_TASK BRIEF_
Your task is to copy every line of the entries that contains "text".

_STORED DATA_
** START **

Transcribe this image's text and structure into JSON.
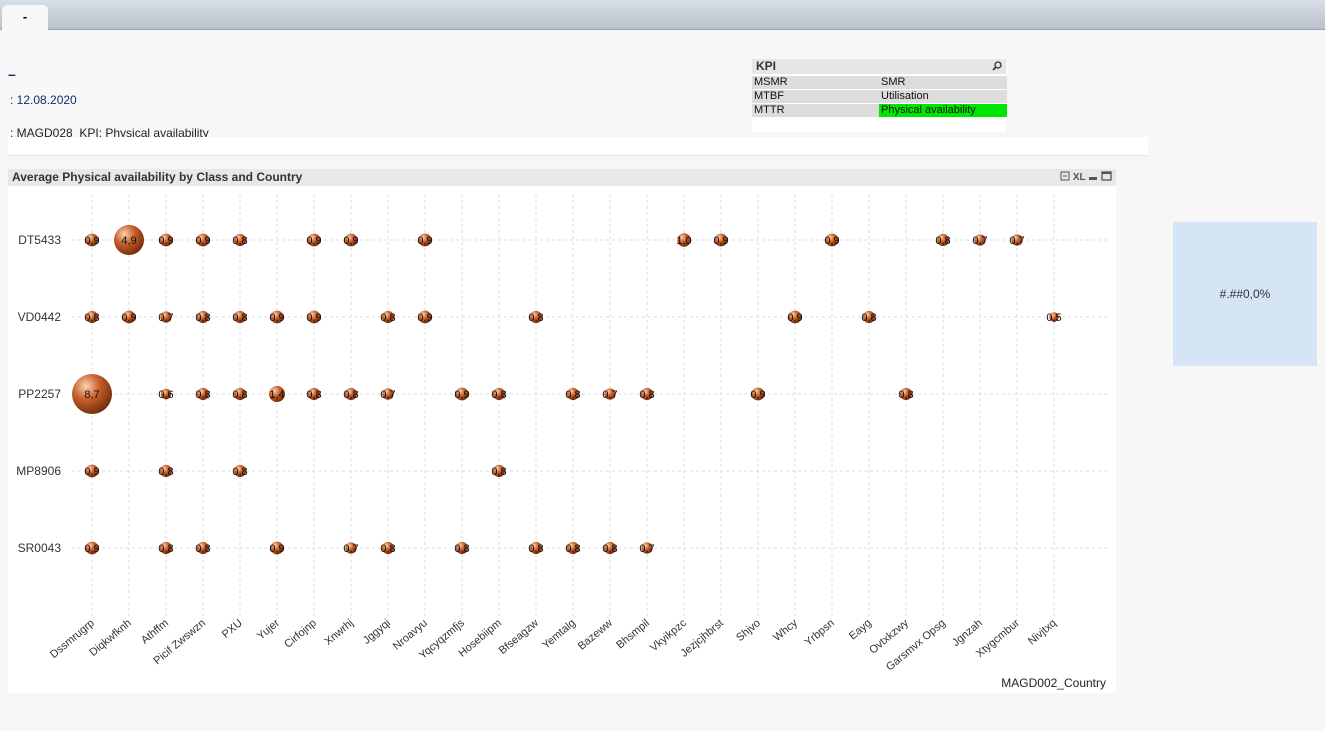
{
  "tab": {
    "label": "-"
  },
  "header": {
    "dash": "–",
    "date": ": 12.08.2020",
    "subtitle": ": MAGD028_KPI: Physical availability"
  },
  "kpi_box": {
    "title": "KPI",
    "items": [
      "MSMR",
      "SMR",
      "MTBF",
      "Utilisation",
      "MTTR",
      "Physical availability"
    ],
    "selected": "Physical availability"
  },
  "side_box": {
    "text": "#.##0,0%"
  },
  "chart_toolbar": {
    "xl": "XL"
  },
  "chart_data": {
    "type": "grid_bubble",
    "title": "Average Physical availability by Class and Country",
    "x_label": "MAGD002_Country",
    "color": "#c8602a",
    "grid": true,
    "categories": [
      "Dssmrugrp",
      "Diqkwfknh",
      "Athffm",
      "Picif Zwswzn",
      "PXU",
      "Yujer",
      "Cirfojnp",
      "Xnwrhj",
      "Jggyqi",
      "Nroavyu",
      "Yqcyqzmfjs",
      "Hosebiipm",
      "Bfseagzw",
      "Yemtalg",
      "Bazeww",
      "Bhsmpil",
      "Vkyikpzc",
      "Jezjcjhbrst",
      "Shjvo",
      "Whcy",
      "Yrbpsn",
      "Eayg",
      "Ovtxkzwy",
      "Garsmvx Opsg",
      "Jgnzah",
      "Xtygcmbur",
      "Nivjtxq"
    ],
    "series": [
      {
        "name": "DT5433",
        "values": [
          0.9,
          4.9,
          0.9,
          0.9,
          0.8,
          null,
          0.9,
          0.9,
          null,
          0.9,
          null,
          null,
          null,
          null,
          null,
          null,
          1.0,
          0.9,
          null,
          null,
          0.9,
          null,
          null,
          0.8,
          0.7,
          0.7,
          null
        ],
        "value_labels": [
          "0,9",
          "4,9",
          "0,9",
          "0,9",
          "0,8",
          null,
          "0,9",
          "0,9",
          null,
          "0,9",
          null,
          null,
          null,
          null,
          null,
          null,
          "1,0",
          "0,9",
          null,
          null,
          "0,9",
          null,
          null,
          "0,8",
          "0,7",
          "0,7",
          null
        ]
      },
      {
        "name": "VD0442",
        "values": [
          0.8,
          0.9,
          0.7,
          0.8,
          0.8,
          0.9,
          0.9,
          null,
          0.8,
          0.9,
          null,
          null,
          0.8,
          null,
          null,
          null,
          null,
          null,
          null,
          0.9,
          null,
          0.8,
          null,
          null,
          null,
          null,
          0.5
        ],
        "value_labels": [
          "0,8",
          "0,9",
          "0,7",
          "0,8",
          "0,8",
          "0,9",
          "0,9",
          null,
          "0,8",
          "0,9",
          null,
          null,
          "0,8",
          null,
          null,
          null,
          null,
          null,
          null,
          "0,9",
          null,
          "0,8",
          null,
          null,
          null,
          null,
          "0,5"
        ]
      },
      {
        "name": "PP2257",
        "values": [
          8.7,
          null,
          0.6,
          0.8,
          0.8,
          1.4,
          0.8,
          0.8,
          0.7,
          null,
          0.9,
          0.8,
          null,
          0.8,
          0.7,
          0.8,
          null,
          null,
          0.9,
          null,
          null,
          null,
          0.8,
          null,
          null,
          null,
          null
        ],
        "value_labels": [
          "8,7",
          null,
          "0,6",
          "0,8",
          "0,8",
          "1,4",
          "0,8",
          "0,8",
          "0,7",
          null,
          "0,9",
          "0,8",
          null,
          "0,8",
          "0,7",
          "0,8",
          null,
          null,
          "0,9",
          null,
          null,
          null,
          "0,8",
          null,
          null,
          null,
          null
        ]
      },
      {
        "name": "MP8906",
        "values": [
          0.9,
          null,
          0.8,
          null,
          0.8,
          null,
          null,
          null,
          null,
          null,
          null,
          0.8,
          null,
          null,
          null,
          null,
          null,
          null,
          null,
          null,
          null,
          null,
          null,
          null,
          null,
          null,
          null
        ],
        "value_labels": [
          "0,9",
          null,
          "0,8",
          null,
          "0,8",
          null,
          null,
          null,
          null,
          null,
          null,
          "0,8",
          null,
          null,
          null,
          null,
          null,
          null,
          null,
          null,
          null,
          null,
          null,
          null,
          null,
          null,
          null
        ]
      },
      {
        "name": "SR0043",
        "values": [
          0.9,
          null,
          0.8,
          0.8,
          null,
          0.9,
          null,
          0.7,
          0.8,
          null,
          0.8,
          null,
          0.8,
          0.8,
          0.8,
          0.7,
          null,
          null,
          null,
          null,
          null,
          null,
          null,
          null,
          null,
          null,
          null
        ],
        "value_labels": [
          "0,9",
          null,
          "0,8",
          "0,8",
          null,
          "0,9",
          null,
          "0,7",
          "0,8",
          null,
          "0,8",
          null,
          "0,8",
          "0,8",
          "0,8",
          "0,7",
          null,
          null,
          null,
          null,
          null,
          null,
          null,
          null,
          null,
          null,
          null
        ]
      }
    ]
  }
}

** END **

_TASK OUTPUT_
Transcribe this image's text and structure into JSON.
    "text": "#.##0,0%"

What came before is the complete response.